● DATA TO PROCESS:

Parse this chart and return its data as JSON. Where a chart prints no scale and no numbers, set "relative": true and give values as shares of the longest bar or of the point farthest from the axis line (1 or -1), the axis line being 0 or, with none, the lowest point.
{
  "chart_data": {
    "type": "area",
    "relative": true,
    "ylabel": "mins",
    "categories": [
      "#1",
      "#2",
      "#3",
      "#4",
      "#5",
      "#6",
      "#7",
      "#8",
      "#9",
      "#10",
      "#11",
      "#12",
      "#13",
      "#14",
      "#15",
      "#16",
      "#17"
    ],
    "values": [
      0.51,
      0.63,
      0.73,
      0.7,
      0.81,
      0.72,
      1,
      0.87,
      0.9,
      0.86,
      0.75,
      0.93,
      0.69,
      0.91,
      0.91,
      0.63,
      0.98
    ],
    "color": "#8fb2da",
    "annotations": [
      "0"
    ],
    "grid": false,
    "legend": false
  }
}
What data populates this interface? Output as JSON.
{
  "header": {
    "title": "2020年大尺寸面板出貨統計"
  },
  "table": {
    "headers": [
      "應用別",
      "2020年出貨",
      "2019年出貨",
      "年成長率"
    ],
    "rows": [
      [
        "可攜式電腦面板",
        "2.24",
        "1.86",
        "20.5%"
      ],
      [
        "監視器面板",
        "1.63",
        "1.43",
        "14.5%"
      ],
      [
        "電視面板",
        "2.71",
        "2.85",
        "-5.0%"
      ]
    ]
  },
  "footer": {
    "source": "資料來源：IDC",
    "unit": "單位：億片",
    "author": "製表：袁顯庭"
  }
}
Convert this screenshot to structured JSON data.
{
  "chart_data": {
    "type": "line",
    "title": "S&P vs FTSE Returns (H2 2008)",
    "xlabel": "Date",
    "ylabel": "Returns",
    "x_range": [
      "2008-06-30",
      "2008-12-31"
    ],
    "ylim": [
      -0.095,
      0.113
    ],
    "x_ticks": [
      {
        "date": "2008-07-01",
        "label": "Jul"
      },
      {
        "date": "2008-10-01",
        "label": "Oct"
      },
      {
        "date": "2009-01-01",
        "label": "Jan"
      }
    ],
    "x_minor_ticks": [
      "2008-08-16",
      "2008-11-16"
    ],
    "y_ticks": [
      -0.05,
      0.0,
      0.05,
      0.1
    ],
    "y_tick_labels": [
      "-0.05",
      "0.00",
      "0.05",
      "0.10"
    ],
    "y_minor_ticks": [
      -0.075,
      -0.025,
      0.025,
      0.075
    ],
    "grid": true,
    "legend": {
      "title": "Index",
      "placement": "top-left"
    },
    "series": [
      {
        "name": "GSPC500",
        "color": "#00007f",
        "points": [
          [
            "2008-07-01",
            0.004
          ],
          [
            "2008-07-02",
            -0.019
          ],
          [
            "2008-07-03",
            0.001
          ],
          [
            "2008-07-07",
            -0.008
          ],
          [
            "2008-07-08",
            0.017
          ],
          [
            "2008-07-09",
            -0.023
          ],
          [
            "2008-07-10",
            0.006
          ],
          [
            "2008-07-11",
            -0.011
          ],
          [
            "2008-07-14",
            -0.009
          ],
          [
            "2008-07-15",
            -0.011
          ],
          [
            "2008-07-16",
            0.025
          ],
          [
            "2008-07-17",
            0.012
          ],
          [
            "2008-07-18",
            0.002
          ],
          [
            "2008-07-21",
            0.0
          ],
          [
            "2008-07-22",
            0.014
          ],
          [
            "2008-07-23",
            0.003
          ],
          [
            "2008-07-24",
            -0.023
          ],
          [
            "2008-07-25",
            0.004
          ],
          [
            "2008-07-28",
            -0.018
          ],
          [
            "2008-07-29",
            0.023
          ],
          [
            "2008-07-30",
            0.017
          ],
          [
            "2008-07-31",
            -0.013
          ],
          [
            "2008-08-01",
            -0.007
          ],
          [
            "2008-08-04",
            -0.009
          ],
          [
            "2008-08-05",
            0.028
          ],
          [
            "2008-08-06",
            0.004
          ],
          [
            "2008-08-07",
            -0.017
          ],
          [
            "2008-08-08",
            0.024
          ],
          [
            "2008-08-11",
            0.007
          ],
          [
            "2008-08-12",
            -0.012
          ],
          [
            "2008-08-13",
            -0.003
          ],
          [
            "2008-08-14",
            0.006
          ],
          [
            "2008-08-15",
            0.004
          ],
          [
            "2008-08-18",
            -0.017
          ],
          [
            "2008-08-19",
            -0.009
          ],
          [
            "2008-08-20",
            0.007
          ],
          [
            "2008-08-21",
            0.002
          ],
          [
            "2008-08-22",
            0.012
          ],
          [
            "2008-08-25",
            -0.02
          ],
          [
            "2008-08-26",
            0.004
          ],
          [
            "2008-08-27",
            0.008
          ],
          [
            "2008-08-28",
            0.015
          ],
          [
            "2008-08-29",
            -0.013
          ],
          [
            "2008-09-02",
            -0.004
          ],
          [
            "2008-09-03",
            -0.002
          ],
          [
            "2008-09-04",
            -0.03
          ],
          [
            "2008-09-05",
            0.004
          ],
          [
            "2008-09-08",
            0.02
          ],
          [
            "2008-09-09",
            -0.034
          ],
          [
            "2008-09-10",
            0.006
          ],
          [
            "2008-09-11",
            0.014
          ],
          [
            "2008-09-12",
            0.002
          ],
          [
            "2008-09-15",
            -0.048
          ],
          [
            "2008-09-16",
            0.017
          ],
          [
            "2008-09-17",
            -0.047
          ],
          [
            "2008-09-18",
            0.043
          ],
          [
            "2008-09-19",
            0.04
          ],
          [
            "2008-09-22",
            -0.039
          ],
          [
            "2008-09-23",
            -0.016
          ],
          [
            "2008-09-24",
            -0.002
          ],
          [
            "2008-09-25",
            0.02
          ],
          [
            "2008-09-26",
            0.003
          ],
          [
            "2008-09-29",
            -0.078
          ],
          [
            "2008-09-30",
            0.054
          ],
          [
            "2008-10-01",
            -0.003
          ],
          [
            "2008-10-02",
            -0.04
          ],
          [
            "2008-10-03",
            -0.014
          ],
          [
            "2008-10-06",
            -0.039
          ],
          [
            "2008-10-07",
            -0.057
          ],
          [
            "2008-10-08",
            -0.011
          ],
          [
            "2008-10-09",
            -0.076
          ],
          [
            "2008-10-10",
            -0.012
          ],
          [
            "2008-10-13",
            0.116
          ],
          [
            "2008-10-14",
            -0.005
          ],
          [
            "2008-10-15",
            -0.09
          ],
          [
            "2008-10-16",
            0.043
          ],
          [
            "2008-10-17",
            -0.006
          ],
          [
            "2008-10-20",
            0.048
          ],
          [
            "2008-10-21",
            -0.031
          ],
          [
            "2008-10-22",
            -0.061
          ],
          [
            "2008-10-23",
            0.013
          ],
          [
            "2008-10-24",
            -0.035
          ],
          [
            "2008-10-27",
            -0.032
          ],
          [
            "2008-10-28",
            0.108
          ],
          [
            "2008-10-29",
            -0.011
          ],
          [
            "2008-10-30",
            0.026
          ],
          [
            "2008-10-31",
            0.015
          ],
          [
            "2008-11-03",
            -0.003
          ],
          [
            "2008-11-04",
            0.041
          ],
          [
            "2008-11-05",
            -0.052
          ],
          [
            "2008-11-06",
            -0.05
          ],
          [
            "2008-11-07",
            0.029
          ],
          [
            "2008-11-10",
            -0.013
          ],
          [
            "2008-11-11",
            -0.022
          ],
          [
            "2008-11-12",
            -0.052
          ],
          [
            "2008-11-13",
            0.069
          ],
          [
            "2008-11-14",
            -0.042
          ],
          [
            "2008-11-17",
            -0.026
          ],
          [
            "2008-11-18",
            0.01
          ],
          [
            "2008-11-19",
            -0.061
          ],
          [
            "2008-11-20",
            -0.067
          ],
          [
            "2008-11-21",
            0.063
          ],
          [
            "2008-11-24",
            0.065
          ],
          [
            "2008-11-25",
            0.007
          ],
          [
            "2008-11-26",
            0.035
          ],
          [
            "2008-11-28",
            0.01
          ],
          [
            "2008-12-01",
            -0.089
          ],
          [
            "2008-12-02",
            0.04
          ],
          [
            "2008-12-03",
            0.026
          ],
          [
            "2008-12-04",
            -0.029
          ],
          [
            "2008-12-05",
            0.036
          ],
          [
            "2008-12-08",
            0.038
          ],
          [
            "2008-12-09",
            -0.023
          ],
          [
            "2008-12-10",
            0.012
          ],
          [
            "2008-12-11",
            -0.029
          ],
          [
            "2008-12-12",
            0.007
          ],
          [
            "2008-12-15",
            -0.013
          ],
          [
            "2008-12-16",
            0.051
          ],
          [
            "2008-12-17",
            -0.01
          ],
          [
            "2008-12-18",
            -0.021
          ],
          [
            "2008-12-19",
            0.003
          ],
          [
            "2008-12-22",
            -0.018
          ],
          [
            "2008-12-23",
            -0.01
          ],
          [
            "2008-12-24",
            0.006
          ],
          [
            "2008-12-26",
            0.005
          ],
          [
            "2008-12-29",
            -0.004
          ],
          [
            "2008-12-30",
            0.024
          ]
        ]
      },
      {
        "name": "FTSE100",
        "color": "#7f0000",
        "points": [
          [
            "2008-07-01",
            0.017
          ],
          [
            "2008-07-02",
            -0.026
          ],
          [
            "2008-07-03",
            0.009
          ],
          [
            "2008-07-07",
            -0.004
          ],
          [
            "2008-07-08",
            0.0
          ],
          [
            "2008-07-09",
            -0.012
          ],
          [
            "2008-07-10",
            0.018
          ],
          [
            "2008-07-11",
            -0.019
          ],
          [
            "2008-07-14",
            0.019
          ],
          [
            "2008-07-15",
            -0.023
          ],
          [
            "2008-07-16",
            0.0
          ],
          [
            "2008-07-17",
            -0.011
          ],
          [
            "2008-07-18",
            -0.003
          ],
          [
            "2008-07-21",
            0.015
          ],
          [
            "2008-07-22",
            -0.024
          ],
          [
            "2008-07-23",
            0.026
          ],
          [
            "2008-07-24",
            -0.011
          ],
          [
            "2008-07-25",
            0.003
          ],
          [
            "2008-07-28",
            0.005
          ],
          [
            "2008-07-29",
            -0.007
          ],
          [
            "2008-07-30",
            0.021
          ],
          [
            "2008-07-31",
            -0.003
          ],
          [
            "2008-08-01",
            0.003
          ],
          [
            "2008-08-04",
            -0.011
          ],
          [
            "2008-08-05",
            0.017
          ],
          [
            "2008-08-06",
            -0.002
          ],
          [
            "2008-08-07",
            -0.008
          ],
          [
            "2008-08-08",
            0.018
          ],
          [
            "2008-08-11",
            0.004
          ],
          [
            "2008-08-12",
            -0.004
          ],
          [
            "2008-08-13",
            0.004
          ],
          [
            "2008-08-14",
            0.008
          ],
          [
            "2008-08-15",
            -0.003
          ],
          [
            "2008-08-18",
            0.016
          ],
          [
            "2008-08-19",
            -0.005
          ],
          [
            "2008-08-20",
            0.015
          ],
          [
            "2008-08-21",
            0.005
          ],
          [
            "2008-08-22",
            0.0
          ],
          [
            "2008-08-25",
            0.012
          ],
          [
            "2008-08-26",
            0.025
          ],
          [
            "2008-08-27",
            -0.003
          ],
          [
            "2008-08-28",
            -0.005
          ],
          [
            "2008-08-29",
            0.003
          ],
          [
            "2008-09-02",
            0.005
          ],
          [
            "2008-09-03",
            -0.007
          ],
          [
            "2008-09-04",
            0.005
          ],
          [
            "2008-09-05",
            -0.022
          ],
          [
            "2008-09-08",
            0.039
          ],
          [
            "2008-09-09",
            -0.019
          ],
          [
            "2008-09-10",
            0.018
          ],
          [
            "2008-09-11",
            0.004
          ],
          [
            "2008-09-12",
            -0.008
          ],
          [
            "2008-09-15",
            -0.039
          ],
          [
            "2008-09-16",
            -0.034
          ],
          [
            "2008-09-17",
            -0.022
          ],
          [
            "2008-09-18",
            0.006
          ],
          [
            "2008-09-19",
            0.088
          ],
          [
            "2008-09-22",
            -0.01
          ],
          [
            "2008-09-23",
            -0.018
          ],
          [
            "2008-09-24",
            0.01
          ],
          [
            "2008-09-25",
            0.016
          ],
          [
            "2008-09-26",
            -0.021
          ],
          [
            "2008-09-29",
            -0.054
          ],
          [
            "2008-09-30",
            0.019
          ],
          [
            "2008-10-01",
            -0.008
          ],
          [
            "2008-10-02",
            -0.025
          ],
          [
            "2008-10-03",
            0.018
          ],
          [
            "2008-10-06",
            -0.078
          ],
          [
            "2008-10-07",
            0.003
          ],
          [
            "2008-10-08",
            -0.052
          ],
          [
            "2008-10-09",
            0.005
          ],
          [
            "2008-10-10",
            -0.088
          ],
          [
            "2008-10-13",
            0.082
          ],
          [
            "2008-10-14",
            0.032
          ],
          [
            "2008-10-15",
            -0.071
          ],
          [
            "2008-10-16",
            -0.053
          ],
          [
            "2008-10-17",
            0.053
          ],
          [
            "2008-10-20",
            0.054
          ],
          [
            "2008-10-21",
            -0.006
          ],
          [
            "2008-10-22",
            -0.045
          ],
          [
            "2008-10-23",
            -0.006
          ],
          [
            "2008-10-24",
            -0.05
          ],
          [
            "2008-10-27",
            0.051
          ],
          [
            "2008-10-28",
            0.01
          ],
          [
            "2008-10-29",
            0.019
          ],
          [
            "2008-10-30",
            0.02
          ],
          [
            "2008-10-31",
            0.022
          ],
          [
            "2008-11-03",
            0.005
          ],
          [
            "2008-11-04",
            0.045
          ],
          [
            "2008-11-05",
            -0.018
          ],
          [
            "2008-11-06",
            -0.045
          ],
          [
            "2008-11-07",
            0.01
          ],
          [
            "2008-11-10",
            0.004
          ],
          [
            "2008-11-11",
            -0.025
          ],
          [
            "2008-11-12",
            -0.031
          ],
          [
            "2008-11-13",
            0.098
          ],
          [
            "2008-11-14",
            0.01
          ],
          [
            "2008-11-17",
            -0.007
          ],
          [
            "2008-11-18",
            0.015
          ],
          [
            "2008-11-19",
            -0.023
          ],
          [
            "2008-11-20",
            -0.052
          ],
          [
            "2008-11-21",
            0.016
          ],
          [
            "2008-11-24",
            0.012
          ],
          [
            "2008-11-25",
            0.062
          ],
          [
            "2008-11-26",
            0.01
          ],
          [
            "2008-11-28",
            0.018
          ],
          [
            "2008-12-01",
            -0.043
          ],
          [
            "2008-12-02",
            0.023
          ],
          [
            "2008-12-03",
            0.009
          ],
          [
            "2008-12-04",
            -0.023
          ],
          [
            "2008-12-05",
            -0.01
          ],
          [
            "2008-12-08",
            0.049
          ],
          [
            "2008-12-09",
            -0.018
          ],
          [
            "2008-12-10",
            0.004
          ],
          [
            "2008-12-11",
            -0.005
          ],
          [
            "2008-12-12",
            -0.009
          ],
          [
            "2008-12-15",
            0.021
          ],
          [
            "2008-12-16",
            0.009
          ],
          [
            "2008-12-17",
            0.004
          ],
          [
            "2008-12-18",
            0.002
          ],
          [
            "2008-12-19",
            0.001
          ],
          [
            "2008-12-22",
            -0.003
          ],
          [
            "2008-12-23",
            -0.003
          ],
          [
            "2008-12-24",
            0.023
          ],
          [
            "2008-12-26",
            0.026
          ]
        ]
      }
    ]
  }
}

● EXERCISE: Out of the preceding entries, pull every line containing the string "this".

● EXERCISE ANSWER:
Parse this chart and return its data as JSON. Where a chart prints no scale and no numbers, set "relative": true and give values as shares of the longest bar or of the point farthest from the axis line (1 or -1), the axis line being 0 or, with none, the lowest point.
What data populates this interface? Output as JSON.
Convert this screenshot to structured JSON data.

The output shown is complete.